* _Goal of the exercise_
Copy out all of the material exactly.

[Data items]
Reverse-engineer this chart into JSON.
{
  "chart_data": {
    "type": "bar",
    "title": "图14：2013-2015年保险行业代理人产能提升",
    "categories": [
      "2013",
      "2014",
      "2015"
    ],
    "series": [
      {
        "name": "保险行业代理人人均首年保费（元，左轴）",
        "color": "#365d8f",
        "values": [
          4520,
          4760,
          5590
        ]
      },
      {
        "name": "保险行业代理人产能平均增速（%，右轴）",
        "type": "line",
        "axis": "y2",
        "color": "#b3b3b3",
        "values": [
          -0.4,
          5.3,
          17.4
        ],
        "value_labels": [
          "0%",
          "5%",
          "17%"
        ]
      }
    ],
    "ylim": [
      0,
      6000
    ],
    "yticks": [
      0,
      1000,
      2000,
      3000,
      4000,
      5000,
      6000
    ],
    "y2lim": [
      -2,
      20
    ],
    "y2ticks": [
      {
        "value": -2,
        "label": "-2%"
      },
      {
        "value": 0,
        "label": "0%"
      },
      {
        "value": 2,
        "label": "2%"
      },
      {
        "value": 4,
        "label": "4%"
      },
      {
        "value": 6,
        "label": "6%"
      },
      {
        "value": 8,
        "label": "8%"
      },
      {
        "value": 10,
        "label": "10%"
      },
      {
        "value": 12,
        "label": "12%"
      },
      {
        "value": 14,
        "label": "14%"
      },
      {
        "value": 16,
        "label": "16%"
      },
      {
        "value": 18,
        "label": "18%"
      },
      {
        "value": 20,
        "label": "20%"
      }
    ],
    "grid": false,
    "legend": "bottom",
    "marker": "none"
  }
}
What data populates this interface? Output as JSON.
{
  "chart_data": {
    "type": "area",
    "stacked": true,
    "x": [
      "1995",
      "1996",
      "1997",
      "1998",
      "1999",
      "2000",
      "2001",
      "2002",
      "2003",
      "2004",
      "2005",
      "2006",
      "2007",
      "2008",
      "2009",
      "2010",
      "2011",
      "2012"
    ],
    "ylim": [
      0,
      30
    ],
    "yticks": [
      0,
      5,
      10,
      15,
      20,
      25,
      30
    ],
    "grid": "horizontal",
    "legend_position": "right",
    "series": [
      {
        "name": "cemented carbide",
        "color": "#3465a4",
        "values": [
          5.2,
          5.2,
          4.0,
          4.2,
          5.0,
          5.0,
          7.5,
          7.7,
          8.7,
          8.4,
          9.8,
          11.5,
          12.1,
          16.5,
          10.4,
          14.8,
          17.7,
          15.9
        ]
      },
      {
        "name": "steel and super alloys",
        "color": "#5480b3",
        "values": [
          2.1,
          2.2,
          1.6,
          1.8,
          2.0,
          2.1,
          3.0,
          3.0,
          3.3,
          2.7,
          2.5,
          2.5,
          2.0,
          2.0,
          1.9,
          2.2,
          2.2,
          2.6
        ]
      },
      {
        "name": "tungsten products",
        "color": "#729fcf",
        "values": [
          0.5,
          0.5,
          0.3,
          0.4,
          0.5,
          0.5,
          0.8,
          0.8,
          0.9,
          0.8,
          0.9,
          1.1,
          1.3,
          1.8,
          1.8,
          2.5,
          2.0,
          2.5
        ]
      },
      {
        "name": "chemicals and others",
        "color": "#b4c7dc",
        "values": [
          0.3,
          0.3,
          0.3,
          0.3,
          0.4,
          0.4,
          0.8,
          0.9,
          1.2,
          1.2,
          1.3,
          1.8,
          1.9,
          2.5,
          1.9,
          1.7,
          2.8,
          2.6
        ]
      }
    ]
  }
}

* _Exercise response_
Reverse-engineer this chart into JSON.
{
  "chart_data": {
    "type": "bar",
    "title": "图14：2013-2015年保险行业代理人产能提升",
    "categories": [
      "2013",
      "2014",
      "2015"
    ],
    "series": [
      {
        "name": "保险行业代理人人均首年保费（元，左轴）",
        "color": "#365d8f",
        "values": [
          4520,
          4760,
          5590
        ]
      },
      {
        "name": "保险行业代理人产能平均增速（%，右轴）",
        "type": "line",
        "axis": "y2",
        "color": "#b3b3b3",
        "values": [
          -0.4,
          5.3,
          17.4
        ],
        "value_labels": [
          "0%",
          "5%",
          "17%"
        ]
      }
    ],
    "ylim": [
      0,
      6000
    ],
    "yticks": [
      0,
      1000,
      2000,
      3000,
      4000,
      5000,
      6000
    ],
    "y2lim": [
      -2,
      20
    ],
    "y2ticks": [
      {
        "value": -2,
        "label": "-2%"
      },
      {
        "value": 0,
        "label": "0%"
      },
      {
        "value": 2,
        "label": "2%"
      },
      {
        "value": 4,
        "label": "4%"
      },
      {
        "value": 6,
        "label": "6%"
      },
      {
        "value": 8,
        "label": "8%"
      },
      {
        "value": 10,
        "label": "10%"
      },
      {
        "value": 12,
        "label": "12%"
      },
      {
        "value": 14,
        "label": "14%"
      },
      {
        "value": 16,
        "label": "16%"
      },
      {
        "value": 18,
        "label": "18%"
      },
      {
        "value": 20,
        "label": "20%"
      }
    ],
    "grid": false,
    "legend": "bottom",
    "marker": "none"
  }
}
What data populates this interface? Output as JSON.
{
  "chart_data": {
    "type": "area",
    "stacked": true,
    "x": [
      "1995",
      "1996",
      "1997",
      "1998",
      "1999",
      "2000",
      "2001",
      "2002",
      "2003",
      "2004",
      "2005",
      "2006",
      "2007",
      "2008",
      "2009",
      "2010",
      "2011",
      "2012"
    ],
    "ylim": [
      0,
      30
    ],
    "yticks": [
      0,
      5,
      10,
      15,
      20,
      25,
      30
    ],
    "grid": "horizontal",
    "legend_position": "right",
    "series": [
      {
        "name": "cemented carbide",
        "color": "#3465a4",
        "values": [
          5.2,
          5.2,
          4.0,
          4.2,
          5.0,
          5.0,
          7.5,
          7.7,
          8.7,
          8.4,
          9.8,
          11.5,
          12.1,
          16.5,
          10.4,
          14.8,
          17.7,
          15.9
        ]
      },
      {
        "name": "steel and super alloys",
        "color": "#5480b3",
        "values": [
          2.1,
          2.2,
          1.6,
          1.8,
          2.0,
          2.1,
          3.0,
          3.0,
          3.3,
          2.7,
          2.5,
          2.5,
          2.0,
          2.0,
          1.9,
          2.2,
          2.2,
          2.6
        ]
      },
      {
        "name": "tungsten products",
        "color": "#729fcf",
        "values": [
          0.5,
          0.5,
          0.3,
          0.4,
          0.5,
          0.5,
          0.8,
          0.8,
          0.9,
          0.8,
          0.9,
          1.1,
          1.3,
          1.8,
          1.8,
          2.5,
          2.0,
          2.5
        ]
      },
      {
        "name": "chemicals and others",
        "color": "#b4c7dc",
        "values": [
          0.3,
          0.3,
          0.3,
          0.3,
          0.4,
          0.4,
          0.8,
          0.9,
          1.2,
          1.2,
          1.3,
          1.8,
          1.9,
          2.5,
          1.9,
          1.7,
          2.8,
          2.6
        ]
      }
    ]
  }
}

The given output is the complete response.